**TASK GOAL**:
Quote, verbatim, all material below, without pictures.

**EXERCISE INPUT**:
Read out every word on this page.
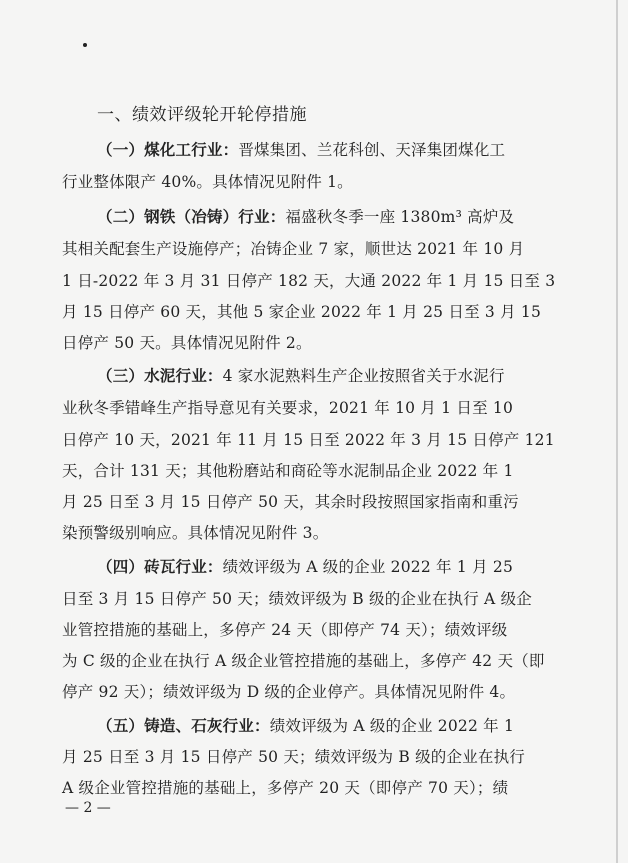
一、绩效评级轮开轮停措施
（一）煤化工行业：晋煤集团、兰花科创、天泽集团煤化工
行业整体限产 40%。具体情况见附件 1。
（二）钢铁（冶铸）行业：福盛秋冬季一座 1380m³ 高炉及
其相关配套生产设施停产；冶铸企业 7 家，顺世达 2021 年 10 月
1 日-2022 年 3 月 31 日停产 182 天，大通 2022 年 1 月 15 日至 3
月 15 日停产 60 天，其他 5 家企业 2022 年 1 月 25 日至 3 月 15
日停产 50 天。具体情况见附件 2。
（三）水泥行业：4 家水泥熟料生产企业按照省关于水泥行
业秋冬季错峰生产指导意见有关要求，2021 年 10 月 1 日至 10
日停产 10 天，2021 年 11 月 15 日至 2022 年 3 月 15 日停产 121
天，合计 131 天；其他粉磨站和商砼等水泥制品企业 2022 年 1
月 25 日至 3 月 15 日停产 50 天，其余时段按照国家指南和重污
染预警级别响应。具体情况见附件 3。
（四）砖瓦行业：绩效评级为 A 级的企业 2022 年 1 月 25
日至 3 月 15 日停产 50 天；绩效评级为 B 级的企业在执行 A 级企
业管控措施的基础上，多停产 24 天（即停产 74 天）；绩效评级
为 C 级的企业在执行 A 级企业管控措施的基础上，多停产 42 天（即
停产 92 天）；绩效评级为 D 级的企业停产。具体情况见附件 4。
（五）铸造、石灰行业：绩效评级为 A 级的企业 2022 年 1
月 25 日至 3 月 15 日停产 50 天；绩效评级为 B 级的企业在执行
A 级企业管控措施的基础上，多停产 20 天（即停产 70 天）；绩
— 2 —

**TASK OUTPUT**:
Read out every word on this page.
一、绩效评级轮开轮停措施
（一）煤化工行业：晋煤集团、兰花科创、天泽集团煤化工
行业整体限产 40%。具体情况见附件 1。
（二）钢铁（冶铸）行业：福盛秋冬季一座 1380m³ 高炉及
其相关配套生产设施停产；冶铸企业 7 家，顺世达 2021 年 10 月
1 日-2022 年 3 月 31 日停产 182 天，大通 2022 年 1 月 15 日至 3
月 15 日停产 60 天，其他 5 家企业 2022 年 1 月 25 日至 3 月 15
日停产 50 天。具体情况见附件 2。
（三）水泥行业：4 家水泥熟料生产企业按照省关于水泥行
业秋冬季错峰生产指导意见有关要求，2021 年 10 月 1 日至 10
日停产 10 天，2021 年 11 月 15 日至 2022 年 3 月 15 日停产 121
天，合计 131 天；其他粉磨站和商砼等水泥制品企业 2022 年 1
月 25 日至 3 月 15 日停产 50 天，其余时段按照国家指南和重污
染预警级别响应。具体情况见附件 3。
（四）砖瓦行业：绩效评级为 A 级的企业 2022 年 1 月 25
日至 3 月 15 日停产 50 天；绩效评级为 B 级的企业在执行 A 级企
业管控措施的基础上，多停产 24 天（即停产 74 天）；绩效评级
为 C 级的企业在执行 A 级企业管控措施的基础上，多停产 42 天（即
停产 92 天）；绩效评级为 D 级的企业停产。具体情况见附件 4。
（五）铸造、石灰行业：绩效评级为 A 级的企业 2022 年 1
月 25 日至 3 月 15 日停产 50 天；绩效评级为 B 级的企业在执行
A 级企业管控措施的基础上，多停产 20 天（即停产 70 天）；绩
— 2 —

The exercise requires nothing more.